- [SHORT TASK]: Return, word for word, every line that follows.
── DATA SHOWN
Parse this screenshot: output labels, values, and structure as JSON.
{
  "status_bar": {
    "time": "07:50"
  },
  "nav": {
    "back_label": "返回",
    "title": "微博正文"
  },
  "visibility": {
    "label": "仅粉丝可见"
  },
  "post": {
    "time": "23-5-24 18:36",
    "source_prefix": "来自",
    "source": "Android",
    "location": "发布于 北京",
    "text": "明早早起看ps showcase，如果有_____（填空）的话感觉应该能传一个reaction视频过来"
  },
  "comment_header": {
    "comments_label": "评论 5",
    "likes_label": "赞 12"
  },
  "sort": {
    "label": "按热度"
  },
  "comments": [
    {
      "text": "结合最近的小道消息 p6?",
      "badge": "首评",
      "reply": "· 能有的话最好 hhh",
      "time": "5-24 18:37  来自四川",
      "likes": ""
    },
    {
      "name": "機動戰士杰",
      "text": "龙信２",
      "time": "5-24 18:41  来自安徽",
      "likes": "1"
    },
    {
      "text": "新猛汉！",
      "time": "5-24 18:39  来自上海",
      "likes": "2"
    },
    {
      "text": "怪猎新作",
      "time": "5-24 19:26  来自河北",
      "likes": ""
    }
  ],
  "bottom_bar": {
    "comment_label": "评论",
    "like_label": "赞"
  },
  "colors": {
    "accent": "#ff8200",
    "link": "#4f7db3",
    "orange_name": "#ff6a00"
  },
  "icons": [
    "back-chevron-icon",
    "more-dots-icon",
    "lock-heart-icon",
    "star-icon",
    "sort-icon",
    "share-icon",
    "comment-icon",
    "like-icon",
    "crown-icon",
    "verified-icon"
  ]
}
────
- [FULL SOLUTION]:
Parse this screenshot: output labels, values, and structure as JSON.
{
  "status_bar": {
    "time": "07:50"
  },
  "nav": {
    "back_label": "返回",
    "title": "微博正文"
  },
  "visibility": {
    "label": "仅粉丝可见"
  },
  "post": {
    "time": "23-5-24 18:36",
    "source_prefix": "来自",
    "source": "Android",
    "location": "发布于 北京",
    "text": "明早早起看ps showcase，如果有_____（填空）的话感觉应该能传一个reaction视频过来"
  },
  "comment_header": {
    "comments_label": "评论 5",
    "likes_label": "赞 12"
  },
  "sort": {
    "label": "按热度"
  },
  "comments": [
    {
      "text": "结合最近的小道消息 p6?",
      "badge": "首评",
      "reply": "· 能有的话最好 hhh",
      "time": "5-24 18:37  来自四川",
      "likes": ""
    },
    {
      "name": "機動戰士杰",
      "text": "龙信２",
      "time": "5-24 18:41  来自安徽",
      "likes": "1"
    },
    {
      "text": "新猛汉！",
      "time": "5-24 18:39  来自上海",
      "likes": "2"
    },
    {
      "text": "怪猎新作",
      "time": "5-24 19:26  来自河北",
      "likes": ""
    }
  ],
  "bottom_bar": {
    "comment_label": "评论",
    "like_label": "赞"
  },
  "colors": {
    "accent": "#ff8200",
    "link": "#4f7db3",
    "orange_name": "#ff6a00"
  },
  "icons": [
    "back-chevron-icon",
    "more-dots-icon",
    "lock-heart-icon",
    "star-icon",
    "sort-icon",
    "share-icon",
    "comment-icon",
    "like-icon",
    "crown-icon",
    "verified-icon"
  ]
}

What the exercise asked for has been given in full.